## OBJECTIVE
Write each record again exactly as it stands.

• • • • • • •

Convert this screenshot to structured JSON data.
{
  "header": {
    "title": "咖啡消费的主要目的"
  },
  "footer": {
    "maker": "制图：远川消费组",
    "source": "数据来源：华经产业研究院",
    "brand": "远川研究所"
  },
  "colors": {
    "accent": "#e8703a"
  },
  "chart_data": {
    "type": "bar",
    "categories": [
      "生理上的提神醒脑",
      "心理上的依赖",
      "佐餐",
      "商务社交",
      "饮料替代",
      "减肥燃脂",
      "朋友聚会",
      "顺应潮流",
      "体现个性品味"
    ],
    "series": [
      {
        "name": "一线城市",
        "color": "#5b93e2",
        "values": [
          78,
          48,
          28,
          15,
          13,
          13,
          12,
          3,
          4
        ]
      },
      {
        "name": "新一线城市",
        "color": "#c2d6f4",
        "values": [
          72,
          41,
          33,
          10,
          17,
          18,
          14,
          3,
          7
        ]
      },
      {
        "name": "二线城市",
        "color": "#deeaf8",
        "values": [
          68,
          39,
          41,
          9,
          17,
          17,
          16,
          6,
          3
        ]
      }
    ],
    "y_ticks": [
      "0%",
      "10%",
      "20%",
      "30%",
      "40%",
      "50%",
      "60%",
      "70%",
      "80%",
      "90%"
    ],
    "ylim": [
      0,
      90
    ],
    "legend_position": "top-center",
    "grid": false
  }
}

• • • • • • •

## RESPONSE
Convert this screenshot to structured JSON data.
{
  "header": {
    "title": "咖啡消费的主要目的"
  },
  "footer": {
    "maker": "制图：远川消费组",
    "source": "数据来源：华经产业研究院",
    "brand": "远川研究所"
  },
  "colors": {
    "accent": "#e8703a"
  },
  "chart_data": {
    "type": "bar",
    "categories": [
      "生理上的提神醒脑",
      "心理上的依赖",
      "佐餐",
      "商务社交",
      "饮料替代",
      "减肥燃脂",
      "朋友聚会",
      "顺应潮流",
      "体现个性品味"
    ],
    "series": [
      {
        "name": "一线城市",
        "color": "#5b93e2",
        "values": [
          78,
          48,
          28,
          15,
          13,
          13,
          12,
          3,
          4
        ]
      },
      {
        "name": "新一线城市",
        "color": "#c2d6f4",
        "values": [
          72,
          41,
          33,
          10,
          17,
          18,
          14,
          3,
          7
        ]
      },
      {
        "name": "二线城市",
        "color": "#deeaf8",
        "values": [
          68,
          39,
          41,
          9,
          17,
          17,
          16,
          6,
          3
        ]
      }
    ],
    "y_ticks": [
      "0%",
      "10%",
      "20%",
      "30%",
      "40%",
      "50%",
      "60%",
      "70%",
      "80%",
      "90%"
    ],
    "ylim": [
      0,
      90
    ],
    "legend_position": "top-center",
    "grid": false
  }
}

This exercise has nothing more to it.